WRITTEN PROBLEM: Every entry that follows should be repeated exactly; drop the images.

━━━━━━━━━━━━━━━━━━━━━━━━━━━━━━

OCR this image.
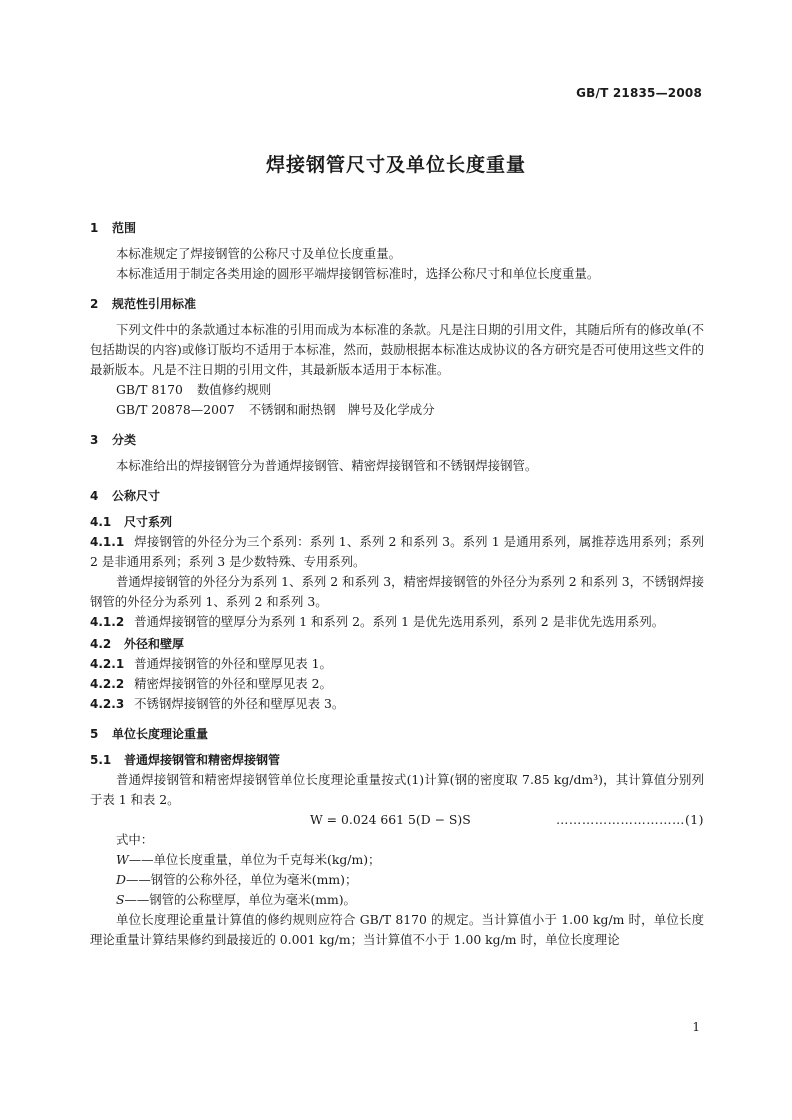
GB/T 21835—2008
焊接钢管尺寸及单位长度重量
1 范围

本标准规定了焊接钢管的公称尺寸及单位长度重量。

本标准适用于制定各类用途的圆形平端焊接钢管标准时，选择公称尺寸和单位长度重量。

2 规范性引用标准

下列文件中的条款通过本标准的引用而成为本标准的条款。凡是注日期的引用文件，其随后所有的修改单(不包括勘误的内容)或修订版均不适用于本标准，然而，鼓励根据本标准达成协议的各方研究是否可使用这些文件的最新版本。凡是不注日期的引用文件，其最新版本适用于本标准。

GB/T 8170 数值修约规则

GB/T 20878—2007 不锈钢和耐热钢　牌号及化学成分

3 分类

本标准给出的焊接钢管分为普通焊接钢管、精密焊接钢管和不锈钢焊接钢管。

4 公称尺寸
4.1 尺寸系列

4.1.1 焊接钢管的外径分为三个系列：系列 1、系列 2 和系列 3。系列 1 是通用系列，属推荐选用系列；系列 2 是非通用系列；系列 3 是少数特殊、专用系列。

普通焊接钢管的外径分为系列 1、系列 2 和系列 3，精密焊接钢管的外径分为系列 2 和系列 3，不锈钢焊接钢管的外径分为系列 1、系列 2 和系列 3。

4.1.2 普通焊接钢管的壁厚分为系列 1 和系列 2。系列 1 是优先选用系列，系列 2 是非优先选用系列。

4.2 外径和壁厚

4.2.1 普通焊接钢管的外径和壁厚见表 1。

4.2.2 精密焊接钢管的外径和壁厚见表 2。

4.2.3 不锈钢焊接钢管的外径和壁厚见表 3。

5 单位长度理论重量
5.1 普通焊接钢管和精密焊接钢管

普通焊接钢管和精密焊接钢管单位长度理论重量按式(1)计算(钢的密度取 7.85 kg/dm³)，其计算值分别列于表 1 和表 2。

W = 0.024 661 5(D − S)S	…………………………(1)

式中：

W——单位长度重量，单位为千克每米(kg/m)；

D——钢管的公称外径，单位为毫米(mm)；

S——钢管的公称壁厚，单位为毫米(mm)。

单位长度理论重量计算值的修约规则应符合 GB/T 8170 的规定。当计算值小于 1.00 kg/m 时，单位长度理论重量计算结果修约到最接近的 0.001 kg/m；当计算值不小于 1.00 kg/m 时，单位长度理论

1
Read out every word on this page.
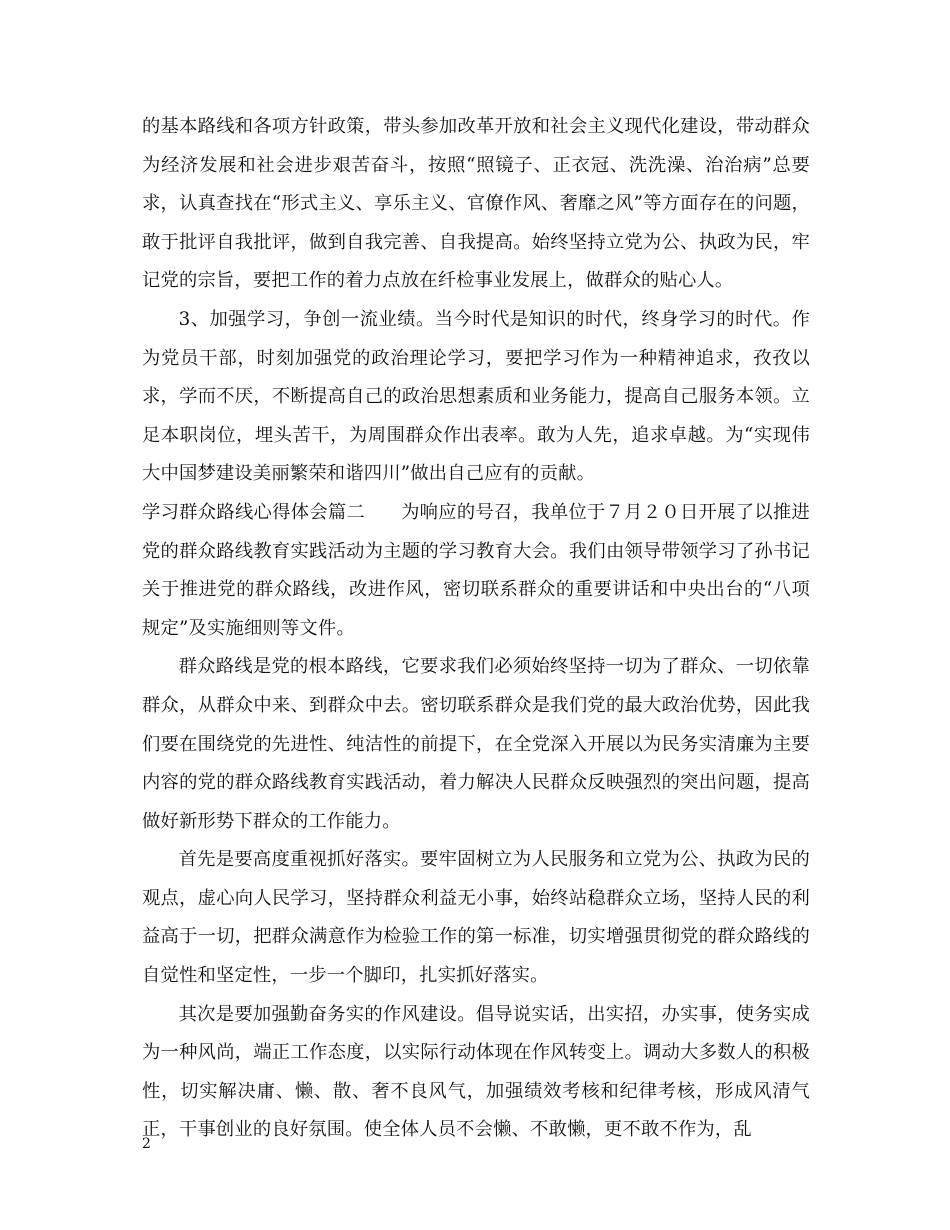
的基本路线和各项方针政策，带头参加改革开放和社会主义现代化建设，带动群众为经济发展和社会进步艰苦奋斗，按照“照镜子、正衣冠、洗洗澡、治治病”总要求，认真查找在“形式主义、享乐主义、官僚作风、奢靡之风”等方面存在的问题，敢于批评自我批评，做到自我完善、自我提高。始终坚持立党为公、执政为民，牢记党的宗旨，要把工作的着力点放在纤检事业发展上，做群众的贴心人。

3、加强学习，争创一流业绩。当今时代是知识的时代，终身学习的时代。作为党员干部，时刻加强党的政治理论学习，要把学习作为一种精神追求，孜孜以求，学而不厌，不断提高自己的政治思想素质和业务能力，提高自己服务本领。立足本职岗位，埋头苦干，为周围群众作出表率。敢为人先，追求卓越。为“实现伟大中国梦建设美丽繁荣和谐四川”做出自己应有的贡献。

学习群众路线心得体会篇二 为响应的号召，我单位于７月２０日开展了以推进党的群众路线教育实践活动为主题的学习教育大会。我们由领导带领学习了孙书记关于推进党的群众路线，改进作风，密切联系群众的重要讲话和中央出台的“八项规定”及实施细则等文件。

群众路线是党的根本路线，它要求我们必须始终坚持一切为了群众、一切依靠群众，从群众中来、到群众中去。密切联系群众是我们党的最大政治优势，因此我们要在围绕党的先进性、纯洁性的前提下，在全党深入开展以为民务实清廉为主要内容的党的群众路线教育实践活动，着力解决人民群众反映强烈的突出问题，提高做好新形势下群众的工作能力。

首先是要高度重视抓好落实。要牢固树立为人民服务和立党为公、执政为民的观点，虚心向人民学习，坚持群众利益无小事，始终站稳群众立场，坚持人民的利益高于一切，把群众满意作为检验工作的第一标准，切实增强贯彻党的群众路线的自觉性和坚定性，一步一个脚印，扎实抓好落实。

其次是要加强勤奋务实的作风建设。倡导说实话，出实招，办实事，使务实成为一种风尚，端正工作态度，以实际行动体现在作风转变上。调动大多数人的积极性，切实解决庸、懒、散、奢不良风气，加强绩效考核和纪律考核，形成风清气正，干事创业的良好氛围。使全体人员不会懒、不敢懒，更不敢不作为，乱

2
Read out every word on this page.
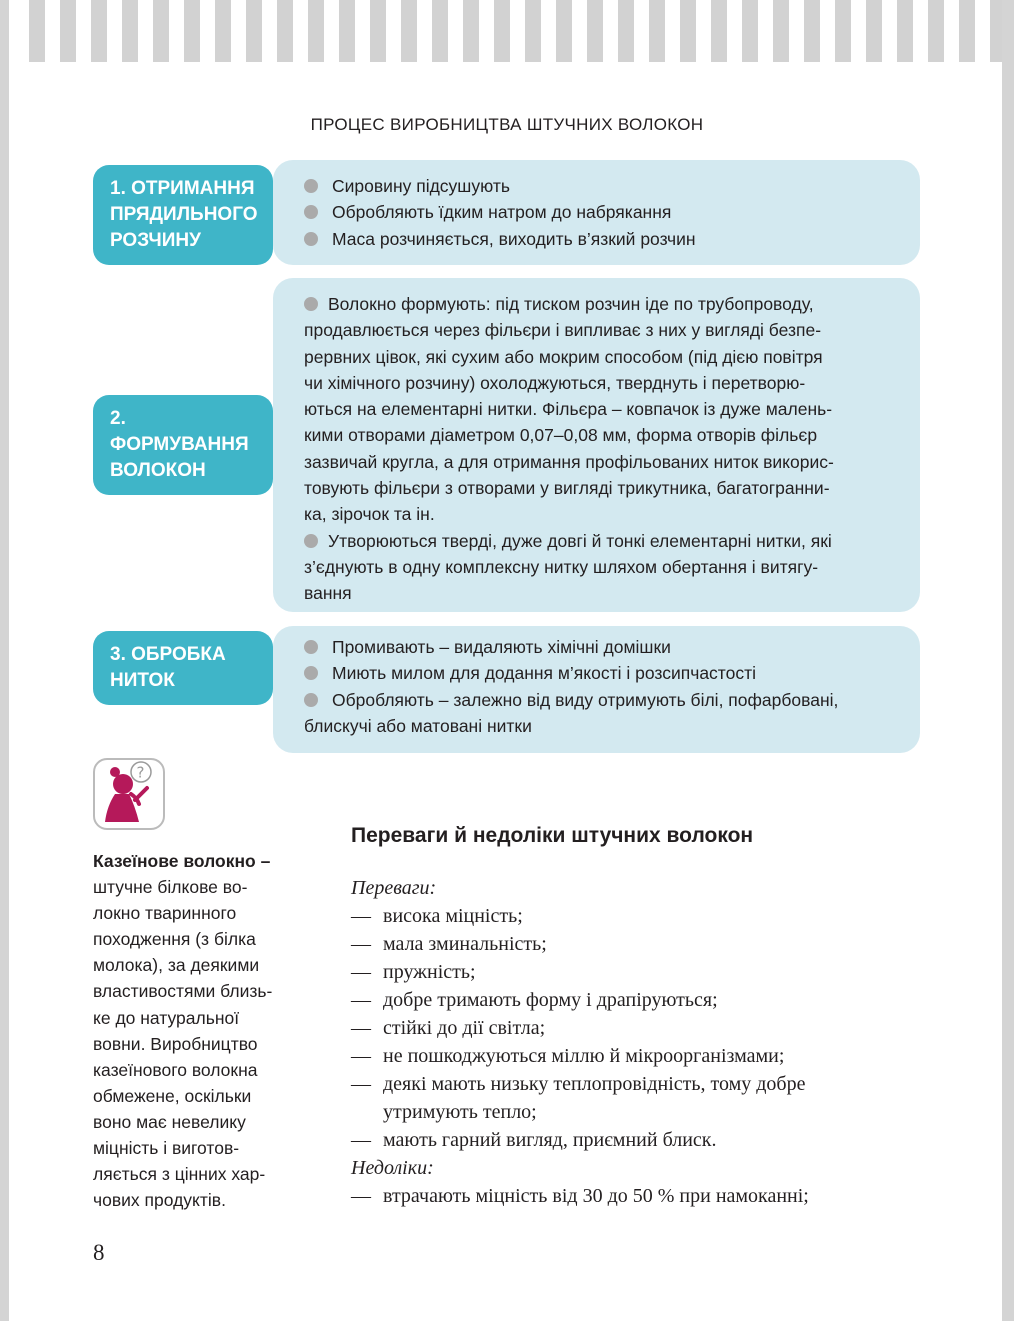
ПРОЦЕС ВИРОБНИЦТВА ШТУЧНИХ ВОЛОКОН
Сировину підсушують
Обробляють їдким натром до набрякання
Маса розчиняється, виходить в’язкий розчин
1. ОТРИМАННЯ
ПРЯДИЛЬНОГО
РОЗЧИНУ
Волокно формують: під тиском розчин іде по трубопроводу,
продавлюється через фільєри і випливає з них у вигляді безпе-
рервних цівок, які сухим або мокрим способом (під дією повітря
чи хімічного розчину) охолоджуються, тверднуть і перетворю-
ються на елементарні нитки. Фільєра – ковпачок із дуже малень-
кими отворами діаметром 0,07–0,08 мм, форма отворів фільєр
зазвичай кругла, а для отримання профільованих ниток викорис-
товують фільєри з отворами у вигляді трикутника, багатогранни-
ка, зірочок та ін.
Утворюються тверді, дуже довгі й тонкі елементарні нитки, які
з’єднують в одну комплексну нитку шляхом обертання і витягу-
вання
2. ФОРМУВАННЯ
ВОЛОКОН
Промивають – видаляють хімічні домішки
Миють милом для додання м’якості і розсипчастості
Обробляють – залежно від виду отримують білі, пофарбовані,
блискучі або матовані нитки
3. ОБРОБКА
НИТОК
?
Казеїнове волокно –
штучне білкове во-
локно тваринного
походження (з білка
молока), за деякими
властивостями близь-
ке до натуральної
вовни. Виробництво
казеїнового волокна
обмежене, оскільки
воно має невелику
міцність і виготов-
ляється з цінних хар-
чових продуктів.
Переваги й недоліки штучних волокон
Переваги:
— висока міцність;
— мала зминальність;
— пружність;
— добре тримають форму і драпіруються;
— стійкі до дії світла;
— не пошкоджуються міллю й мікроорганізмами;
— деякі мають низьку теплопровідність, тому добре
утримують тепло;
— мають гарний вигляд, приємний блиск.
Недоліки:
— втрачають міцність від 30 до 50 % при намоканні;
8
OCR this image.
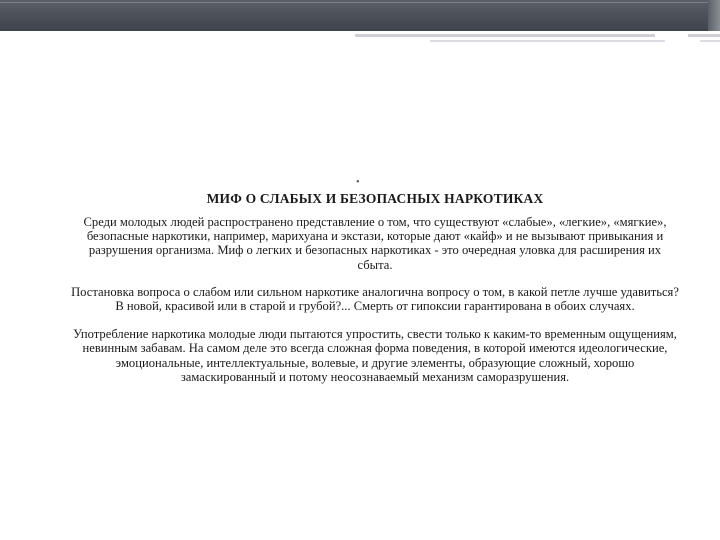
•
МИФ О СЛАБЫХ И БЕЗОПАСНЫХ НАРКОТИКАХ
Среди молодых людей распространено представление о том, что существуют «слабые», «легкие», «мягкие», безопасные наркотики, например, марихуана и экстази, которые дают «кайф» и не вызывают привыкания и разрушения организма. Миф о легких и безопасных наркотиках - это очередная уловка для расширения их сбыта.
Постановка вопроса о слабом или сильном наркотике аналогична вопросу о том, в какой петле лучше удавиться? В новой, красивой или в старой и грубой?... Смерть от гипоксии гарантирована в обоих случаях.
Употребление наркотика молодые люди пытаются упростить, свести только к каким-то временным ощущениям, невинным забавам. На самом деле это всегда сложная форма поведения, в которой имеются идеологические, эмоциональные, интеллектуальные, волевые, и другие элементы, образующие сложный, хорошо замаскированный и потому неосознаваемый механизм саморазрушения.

━━━━━━━━━━━━━━━━━━━━━━━━━━━━━━

SOLUTION FOR THIS EXERCISE:
OCR this image.
GB/T 21835—2008
焊接钢管尺寸及单位长度重量
1 范围

本标准规定了焊接钢管的公称尺寸及单位长度重量。

本标准适用于制定各类用途的圆形平端焊接钢管标准时，选择公称尺寸和单位长度重量。

2 规范性引用标准

下列文件中的条款通过本标准的引用而成为本标准的条款。凡是注日期的引用文件，其随后所有的修改单(不包括勘误的内容)或修订版均不适用于本标准，然而，鼓励根据本标准达成协议的各方研究是否可使用这些文件的最新版本。凡是不注日期的引用文件，其最新版本适用于本标准。

GB/T 8170 数值修约规则

GB/T 20878—2007 不锈钢和耐热钢　牌号及化学成分

3 分类

本标准给出的焊接钢管分为普通焊接钢管、精密焊接钢管和不锈钢焊接钢管。

4 公称尺寸
4.1 尺寸系列

4.1.1 焊接钢管的外径分为三个系列：系列 1、系列 2 和系列 3。系列 1 是通用系列，属推荐选用系列；系列 2 是非通用系列；系列 3 是少数特殊、专用系列。

普通焊接钢管的外径分为系列 1、系列 2 和系列 3，精密焊接钢管的外径分为系列 2 和系列 3，不锈钢焊接钢管的外径分为系列 1、系列 2 和系列 3。

4.1.2 普通焊接钢管的壁厚分为系列 1 和系列 2。系列 1 是优先选用系列，系列 2 是非优先选用系列。

4.2 外径和壁厚

4.2.1 普通焊接钢管的外径和壁厚见表 1。

4.2.2 精密焊接钢管的外径和壁厚见表 2。

4.2.3 不锈钢焊接钢管的外径和壁厚见表 3。

5 单位长度理论重量
5.1 普通焊接钢管和精密焊接钢管

普通焊接钢管和精密焊接钢管单位长度理论重量按式(1)计算(钢的密度取 7.85 kg/dm³)，其计算值分别列于表 1 和表 2。

W = 0.024 661 5(D − S)S	…………………………(1)

式中：

W——单位长度重量，单位为千克每米(kg/m)；

D——钢管的公称外径，单位为毫米(mm)；

S——钢管的公称壁厚，单位为毫米(mm)。

单位长度理论重量计算值的修约规则应符合 GB/T 8170 的规定。当计算值小于 1.00 kg/m 时，单位长度理论重量计算结果修约到最接近的 0.001 kg/m；当计算值不小于 1.00 kg/m 时，单位长度理论

1
Read out every word on this page.
的基本路线和各项方针政策，带头参加改革开放和社会主义现代化建设，带动群众为经济发展和社会进步艰苦奋斗，按照“照镜子、正衣冠、洗洗澡、治治病”总要求，认真查找在“形式主义、享乐主义、官僚作风、奢靡之风”等方面存在的问题，敢于批评自我批评，做到自我完善、自我提高。始终坚持立党为公、执政为民，牢记党的宗旨，要把工作的着力点放在纤检事业发展上，做群众的贴心人。

3、加强学习，争创一流业绩。当今时代是知识的时代，终身学习的时代。作为党员干部，时刻加强党的政治理论学习，要把学习作为一种精神追求，孜孜以求，学而不厌，不断提高自己的政治思想素质和业务能力，提高自己服务本领。立足本职岗位，埋头苦干，为周围群众作出表率。敢为人先，追求卓越。为“实现伟大中国梦建设美丽繁荣和谐四川”做出自己应有的贡献。

学习群众路线心得体会篇二 为响应的号召，我单位于７月２０日开展了以推进党的群众路线教育实践活动为主题的学习教育大会。我们由领导带领学习了孙书记关于推进党的群众路线，改进作风，密切联系群众的重要讲话和中央出台的“八项规定”及实施细则等文件。

群众路线是党的根本路线，它要求我们必须始终坚持一切为了群众、一切依靠群众，从群众中来、到群众中去。密切联系群众是我们党的最大政治优势，因此我们要在围绕党的先进性、纯洁性的前提下，在全党深入开展以为民务实清廉为主要内容的党的群众路线教育实践活动，着力解决人民群众反映强烈的突出问题，提高做好新形势下群众的工作能力。

首先是要高度重视抓好落实。要牢固树立为人民服务和立党为公、执政为民的观点，虚心向人民学习，坚持群众利益无小事，始终站稳群众立场，坚持人民的利益高于一切，把群众满意作为检验工作的第一标准，切实增强贯彻党的群众路线的自觉性和坚定性，一步一个脚印，扎实抓好落实。

其次是要加强勤奋务实的作风建设。倡导说实话，出实招，办实事，使务实成为一种风尚，端正工作态度，以实际行动体现在作风转变上。调动大多数人的积极性，切实解决庸、懒、散、奢不良风气，加强绩效考核和纪律考核，形成风清气正，干事创业的良好氛围。使全体人员不会懒、不敢懒，更不敢不作为，乱

2
Read out every word on this page.
ПРОЦЕС ВИРОБНИЦТВА ШТУЧНИХ ВОЛОКОН
Сировину підсушують
Обробляють їдким натром до набрякання
Маса розчиняється, виходить в’язкий розчин
1. ОТРИМАННЯ
ПРЯДИЛЬНОГО
РОЗЧИНУ
Волокно формують: під тиском розчин іде по трубопроводу,
продавлюється через фільєри і випливає з них у вигляді безпе-
рервних цівок, які сухим або мокрим способом (під дією повітря
чи хімічного розчину) охолоджуються, тверднуть і перетворю-
ються на елементарні нитки. Фільєра – ковпачок із дуже малень-
кими отворами діаметром 0,07–0,08 мм, форма отворів фільєр
зазвичай кругла, а для отримання профільованих ниток викорис-
товують фільєри з отворами у вигляді трикутника, багатогранни-
ка, зірочок та ін.
Утворюються тверді, дуже довгі й тонкі елементарні нитки, які
з’єднують в одну комплексну нитку шляхом обертання і витягу-
вання
2. ФОРМУВАННЯ
ВОЛОКОН
Промивають – видаляють хімічні домішки
Миють милом для додання м’якості і розсипчастості
Обробляють – залежно від виду отримують білі, пофарбовані,
блискучі або матовані нитки
3. ОБРОБКА
НИТОК
?
Казеїнове волокно –
штучне білкове во-
локно тваринного
походження (з білка
молока), за деякими
властивостями близь-
ке до натуральної
вовни. Виробництво
казеїнового волокна
обмежене, оскільки
воно має невелику
міцність і виготов-
ляється з цінних хар-
чових продуктів.
Переваги й недоліки штучних волокон
Переваги:
— висока міцність;
— мала зминальність;
— пружність;
— добре тримають форму і драпіруються;
— стійкі до дії світла;
— не пошкоджуються міллю й мікроорганізмами;
— деякі мають низьку теплопровідність, тому добре
утримують тепло;
— мають гарний вигляд, приємний блиск.
Недоліки:
— втрачають міцність від 30 до 50 % при намоканні;
8
OCR this image.
•
МИФ О СЛАБЫХ И БЕЗОПАСНЫХ НАРКОТИКАХ
Среди молодых людей распространено представление о том, что существуют «слабые», «легкие», «мягкие», безопасные наркотики, например, марихуана и экстази, которые дают «кайф» и не вызывают привыкания и разрушения организма. Миф о легких и безопасных наркотиках - это очередная уловка для расширения их сбыта.
Постановка вопроса о слабом или сильном наркотике аналогична вопросу о том, в какой петле лучше удавиться? В новой, красивой или в старой и грубой?... Смерть от гипоксии гарантирована в обоих случаях.
Употребление наркотика молодые люди пытаются упростить, свести только к каким-то временным ощущениям, невинным забавам. На самом деле это всегда сложная форма поведения, в которой имеются идеологические, эмоциональные, интеллектуальные, волевые, и другие элементы, образующие сложный, хорошо замаскированный и потому неосознаваемый механизм саморазрушения.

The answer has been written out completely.